Problem to solve
Turn every line of the records below into a JSON list of strings with one string per line. Leave out blank lines.

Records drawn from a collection
┄┄┄┄┄┄┄┄┄┄
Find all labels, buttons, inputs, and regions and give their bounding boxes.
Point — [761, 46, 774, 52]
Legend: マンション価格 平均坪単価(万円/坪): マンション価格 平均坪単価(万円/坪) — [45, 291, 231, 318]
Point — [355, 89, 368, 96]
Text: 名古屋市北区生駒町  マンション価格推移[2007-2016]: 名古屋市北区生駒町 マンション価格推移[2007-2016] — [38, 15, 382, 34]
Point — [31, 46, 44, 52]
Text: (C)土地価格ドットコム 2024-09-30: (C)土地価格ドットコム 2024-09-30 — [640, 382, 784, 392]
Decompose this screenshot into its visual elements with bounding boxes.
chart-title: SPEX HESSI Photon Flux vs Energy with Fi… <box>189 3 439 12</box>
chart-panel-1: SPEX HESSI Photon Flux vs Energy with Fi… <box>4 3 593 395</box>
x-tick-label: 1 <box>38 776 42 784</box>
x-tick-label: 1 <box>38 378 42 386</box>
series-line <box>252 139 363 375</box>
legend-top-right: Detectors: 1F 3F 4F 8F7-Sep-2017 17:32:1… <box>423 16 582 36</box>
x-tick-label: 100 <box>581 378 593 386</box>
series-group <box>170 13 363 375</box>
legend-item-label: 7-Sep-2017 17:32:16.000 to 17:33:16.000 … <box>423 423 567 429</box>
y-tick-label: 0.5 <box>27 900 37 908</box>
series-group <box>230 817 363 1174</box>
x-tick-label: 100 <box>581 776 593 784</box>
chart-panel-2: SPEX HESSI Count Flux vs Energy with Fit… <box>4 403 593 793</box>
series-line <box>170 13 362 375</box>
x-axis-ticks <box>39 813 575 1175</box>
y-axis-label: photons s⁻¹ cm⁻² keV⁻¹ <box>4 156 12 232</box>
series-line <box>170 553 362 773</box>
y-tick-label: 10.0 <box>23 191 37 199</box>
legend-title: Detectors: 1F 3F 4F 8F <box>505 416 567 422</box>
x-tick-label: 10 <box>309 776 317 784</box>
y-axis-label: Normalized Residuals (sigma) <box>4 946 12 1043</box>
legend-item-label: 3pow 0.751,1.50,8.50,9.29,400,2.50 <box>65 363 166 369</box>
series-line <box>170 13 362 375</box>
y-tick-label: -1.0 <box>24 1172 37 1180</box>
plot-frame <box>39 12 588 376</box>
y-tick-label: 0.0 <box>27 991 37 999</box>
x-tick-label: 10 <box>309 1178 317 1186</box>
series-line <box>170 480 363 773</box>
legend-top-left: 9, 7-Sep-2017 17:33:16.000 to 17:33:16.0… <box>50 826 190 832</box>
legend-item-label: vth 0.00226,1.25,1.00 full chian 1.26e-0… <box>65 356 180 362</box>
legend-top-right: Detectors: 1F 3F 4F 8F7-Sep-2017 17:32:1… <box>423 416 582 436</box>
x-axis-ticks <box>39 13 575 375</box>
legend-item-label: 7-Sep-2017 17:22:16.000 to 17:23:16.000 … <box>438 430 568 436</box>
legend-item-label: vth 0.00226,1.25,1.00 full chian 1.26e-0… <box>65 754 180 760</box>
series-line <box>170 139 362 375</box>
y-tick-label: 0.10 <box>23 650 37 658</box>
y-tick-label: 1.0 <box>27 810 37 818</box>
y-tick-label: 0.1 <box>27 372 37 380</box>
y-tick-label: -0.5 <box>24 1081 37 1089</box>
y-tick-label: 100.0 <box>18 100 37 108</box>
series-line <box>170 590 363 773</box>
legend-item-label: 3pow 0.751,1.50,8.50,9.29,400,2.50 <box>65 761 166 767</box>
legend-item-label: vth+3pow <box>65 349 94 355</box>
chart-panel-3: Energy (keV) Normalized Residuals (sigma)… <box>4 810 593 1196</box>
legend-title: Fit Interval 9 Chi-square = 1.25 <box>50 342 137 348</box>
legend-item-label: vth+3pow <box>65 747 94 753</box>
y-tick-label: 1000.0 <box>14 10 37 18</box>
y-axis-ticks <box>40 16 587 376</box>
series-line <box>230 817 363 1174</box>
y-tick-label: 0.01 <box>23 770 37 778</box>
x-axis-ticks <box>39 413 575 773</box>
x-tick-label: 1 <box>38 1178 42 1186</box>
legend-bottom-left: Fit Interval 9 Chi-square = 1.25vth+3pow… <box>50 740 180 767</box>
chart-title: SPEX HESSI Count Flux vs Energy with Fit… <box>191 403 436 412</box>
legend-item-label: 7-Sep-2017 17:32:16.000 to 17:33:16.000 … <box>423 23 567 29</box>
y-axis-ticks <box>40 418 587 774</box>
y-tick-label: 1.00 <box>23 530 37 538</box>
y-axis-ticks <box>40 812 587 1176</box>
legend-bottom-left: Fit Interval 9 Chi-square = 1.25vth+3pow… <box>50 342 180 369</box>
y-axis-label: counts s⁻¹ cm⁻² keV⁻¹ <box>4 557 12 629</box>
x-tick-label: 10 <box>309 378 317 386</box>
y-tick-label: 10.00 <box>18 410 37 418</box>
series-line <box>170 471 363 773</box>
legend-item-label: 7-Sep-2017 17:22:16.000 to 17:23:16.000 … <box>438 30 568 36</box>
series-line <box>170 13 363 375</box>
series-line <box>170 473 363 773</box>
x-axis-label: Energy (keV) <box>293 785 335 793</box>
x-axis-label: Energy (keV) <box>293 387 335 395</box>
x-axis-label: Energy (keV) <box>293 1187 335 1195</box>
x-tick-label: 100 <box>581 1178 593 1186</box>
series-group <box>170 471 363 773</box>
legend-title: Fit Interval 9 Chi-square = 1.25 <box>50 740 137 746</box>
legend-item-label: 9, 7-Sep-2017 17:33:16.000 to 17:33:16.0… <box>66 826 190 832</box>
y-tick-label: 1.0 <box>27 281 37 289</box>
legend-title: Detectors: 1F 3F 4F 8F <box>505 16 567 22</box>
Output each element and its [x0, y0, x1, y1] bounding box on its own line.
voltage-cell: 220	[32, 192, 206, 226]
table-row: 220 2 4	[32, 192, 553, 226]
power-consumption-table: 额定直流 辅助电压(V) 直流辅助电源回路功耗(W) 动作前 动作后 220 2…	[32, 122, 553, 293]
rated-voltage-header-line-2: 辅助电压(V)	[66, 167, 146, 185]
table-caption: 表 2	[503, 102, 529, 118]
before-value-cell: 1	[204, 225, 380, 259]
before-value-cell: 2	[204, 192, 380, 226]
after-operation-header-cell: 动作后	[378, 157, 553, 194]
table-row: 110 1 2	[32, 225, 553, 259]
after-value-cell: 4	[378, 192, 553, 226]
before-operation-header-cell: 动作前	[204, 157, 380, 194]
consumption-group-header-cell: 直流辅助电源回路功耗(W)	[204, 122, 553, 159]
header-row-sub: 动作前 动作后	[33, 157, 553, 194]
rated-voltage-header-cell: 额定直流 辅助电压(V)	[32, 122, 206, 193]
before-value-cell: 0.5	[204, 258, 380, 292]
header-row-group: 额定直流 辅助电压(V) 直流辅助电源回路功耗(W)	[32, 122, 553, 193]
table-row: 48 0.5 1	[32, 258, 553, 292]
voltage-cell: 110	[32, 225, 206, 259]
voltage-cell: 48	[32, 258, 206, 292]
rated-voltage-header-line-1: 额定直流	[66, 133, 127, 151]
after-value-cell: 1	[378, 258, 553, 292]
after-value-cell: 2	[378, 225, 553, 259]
┄┄┄┄┄┄┄┄┄┄
The response
[
  "Find all labels, buttons, inputs, and regions and give their bounding boxes.",
  "Point — [761, 46, 774, 52]",
  "Legend: マンション価格 平均坪単価(万円/坪): マンション価格 平均坪単価(万円/坪) — [45, 291, 231, 318]",
  "Point — [355, 89, 368, 96]",
  "Text: 名古屋市北区生駒町  マンション価格推移[2007-2016]: 名古屋市北区生駒町 マンション価格推移[2007-2016] — [38, 15, 382, 34]",
  "Point — [31, 46, 44, 52]",
  "Text: (C)土地価格ドットコム 2024-09-30: (C)土地価格ドットコム 2024-09-30 — [640, 382, 784, 392]",
  "Decompose this screenshot into its visual elements with bounding boxes.",
  "chart-title: SPEX HESSI Photon Flux vs Energy with Fi… <box>189 3 439 12</box>",
  "chart-panel-1: SPEX HESSI Photon Flux vs Energy with Fi… <box>4 3 593 395</box>",
  "x-tick-label: 1 <box>38 776 42 784</box>",
  "x-tick-label: 1 <box>38 378 42 386</box>",
  "series-line <box>252 139 363 375</box>",
  "legend-top-right: Detectors: 1F 3F 4F 8F7-Sep-2017 17:32:1… <box>423 16 582 36</box>",
  "x-tick-label: 100 <box>581 378 593 386</box>",
  "series-group <box>170 13 363 375</box>",
  "legend-item-label: 7-Sep-2017 17:32:16.000 to 17:33:16.000 … <box>423 423 567 429</box>",
  "y-tick-label: 0.5 <box>27 900 37 908</box>",
  "series-group <box>230 817 363 1174</box>",
  "x-tick-label: 100 <box>581 776 593 784</box>",
  "chart-panel-2: SPEX HESSI Count Flux vs Energy with Fit… <box>4 403 593 793</box>",
  "series-line <box>170 13 362 375</box>",
  "x-axis-ticks <box>39 813 575 1175</box>",
  "y-axis-label: photons s⁻¹ cm⁻² keV⁻¹ <box>4 156 12 232</box>",
  "series-line <box>170 553 362 773</box>",
  "y-tick-label: 10.0 <box>23 191 37 199</box>",
  "legend-title: Detectors: 1F 3F 4F 8F <box>505 416 567 422</box>",
  "x-tick-label: 10 <box>309 776 317 784</box>",
  "y-axis-label: Normalized Residuals (sigma) <box>4 946 12 1043</box>",
  "legend-item-label: 3pow 0.751,1.50,8.50,9.29,400,2.50 <box>65 363 166 369</box>",
  "series-line <box>170 13 362 375</box>",
  "y-tick-label: -1.0 <box>24 1172 37 1180</box>",
  "plot-frame <box>39 12 588 376</box>",
  "y-tick-label: 0.0 <box>27 991 37 999</box>",
  "x-tick-label: 10 <box>309 1178 317 1186</box>",
  "series-line <box>170 480 363 773</box>",
  "legend-top-left: 9, 7-Sep-2017 17:33:16.000 to 17:33:16.0… <box>50 826 190 832</box>",
  "legend-item-label: vth 0.00226,1.25,1.00 full chian 1.26e-0… <box>65 356 180 362</box>",
  "legend-top-right: Detectors: 1F 3F 4F 8F7-Sep-2017 17:32:1… <box>423 416 582 436</box>",
  "x-axis-ticks <box>39 13 575 375</box>",
  "legend-item-label: 7-Sep-2017 17:22:16.000 to 17:23:16.000 … <box>438 430 568 436</box>",
  "legend-item-label: vth 0.00226,1.25,1.00 full chian 1.26e-0… <box>65 754 180 760</box>",
  "series-line <box>170 139 362 375</box>",
  "y-tick-label: 0.10 <box>23 650 37 658</box>",
  "y-tick-label: 1.0 <box>27 810 37 818</box>",
  "y-tick-label: 0.1 <box>27 372 37 380</box>",
  "y-tick-label: -0.5 <box>24 1081 37 1089</box>",
  "y-tick-label: 100.0 <box>18 100 37 108</box>",
  "series-line <box>170 590 363 773</box>",
  "legend-item-label: 3pow 0.751,1.50,8.50,9.29,400,2.50 <box>65 761 166 767</box>",
  "legend-item-label: vth+3pow <box>65 349 94 355</box>",
  "chart-panel-3: Energy (keV) Normalized Residuals (sigma)… <box>4 810 593 1196</box>",
  "legend-title: Fit Interval 9 Chi-square = 1.25 <box>50 342 137 348</box>",
  "legend-item-label: vth+3pow <box>65 747 94 753</box>",
  "y-tick-label: 1000.0 <box>14 10 37 18</box>",
  "y-axis-ticks <box>40 16 587 376</box>",
  "series-line <box>230 817 363 1174</box>",
  "y-tick-label: 0.01 <box>23 770 37 778</box>",
  "x-axis-ticks <box>39 413 575 773</box>",
  "x-tick-label: 1 <box>38 1178 42 1186</box>",
  "legend-bottom-left: Fit Interval 9 Chi-square = 1.25vth+3pow… <box>50 740 180 767</box>",
  "chart-title: SPEX HESSI Count Flux vs Energy with Fit… <box>191 403 436 412</box>",
  "legend-item-label: 7-Sep-2017 17:32:16.000 to 17:33:16.000 … <box>423 23 567 29</box>",
  "y-axis-ticks <box>40 418 587 774</box>",
  "y-tick-label: 1.00 <box>23 530 37 538</box>",
  "y-axis-ticks <box>40 812 587 1176</box>",
  "legend-bottom-left: Fit Interval 9 Chi-square = 1.25vth+3pow… <box>50 342 180 369</box>",
  "y-axis-label: counts s⁻¹ cm⁻² keV⁻¹ <box>4 557 12 629</box>",
  "x-tick-label: 10 <box>309 378 317 386</box>",
  "y-tick-label: 10.00 <box>18 410 37 418</box>",
  "series-line <box>170 471 363 773</box>",
  "legend-item-label: 7-Sep-2017 17:22:16.000 to 17:23:16.000 … <box>438 30 568 36</box>",
  "series-line <box>170 13 363 375</box>",
  "series-line <box>170 473 363 773</box>",
  "x-axis-label: Energy (keV) <box>293 785 335 793</box>",
  "x-axis-label: Energy (keV) <box>293 387 335 395</box>",
  "x-axis-label: Energy (keV) <box>293 1187 335 1195</box>",
  "x-tick-label: 100 <box>581 1178 593 1186</box>",
  "series-group <box>170 471 363 773</box>",
  "legend-title: Fit Interval 9 Chi-square = 1.25 <box>50 740 137 746</box>",
  "legend-item-label: 9, 7-Sep-2017 17:33:16.000 to 17:33:16.0… <box>66 826 190 832</box>",
  "y-tick-label: 1.0 <box>27 281 37 289</box>",
  "legend-title: Detectors: 1F 3F 4F 8F <box>505 16 567 22</box>",
  "Output each element and its [x0, y0, x1, y1] bounding box on its own line.",
  "voltage-cell: 220\t[32, 192, 206, 226]",
  "table-row: 220 2 4\t[32, 192, 553, 226]",
  "power-consumption-table: 额定直流 辅助电压(V) 直流辅助电源回路功耗(W) 动作前 动作后 220 2…\t[32, 122, 553, 293]",
  "rated-voltage-header-line-2: 辅助电压(V)\t[66, 167, 146, 185]",
  "table-caption: 表 2\t[503, 102, 529, 118]",
  "before-value-cell: 1\t[204, 225, 380, 259]",
  "before-value-cell: 2\t[204, 192, 380, 226]",
  "after-operation-header-cell: 动作后\t[378, 157, 553, 194]",
  "table-row: 110 1 2\t[32, 225, 553, 259]",
  "after-value-cell: 4\t[378, 192, 553, 226]",
  "before-operation-header-cell: 动作前\t[204, 157, 380, 194]",
  "consumption-group-header-cell: 直流辅助电源回路功耗(W)\t[204, 122, 553, 159]",
  "header-row-sub: 动作前 动作后\t[33, 157, 553, 194]",
  "rated-voltage-header-cell: 额定直流 辅助电压(V)\t[32, 122, 206, 193]",
  "before-value-cell: 0.5\t[204, 258, 380, 292]",
  "header-row-group: 额定直流 辅助电压(V) 直流辅助电源回路功耗(W)\t[32, 122, 553, 193]",
  "table-row: 48 0.5 1\t[32, 258, 553, 292]",
  "voltage-cell: 110\t[32, 225, 206, 259]",
  "voltage-cell: 48\t[32, 258, 206, 292]",
  "rated-voltage-header-line-1: 额定直流\t[66, 133, 127, 151]",
  "after-value-cell: 1\t[378, 258, 553, 292]",
  "after-value-cell: 2\t[378, 225, 553, 259]"
]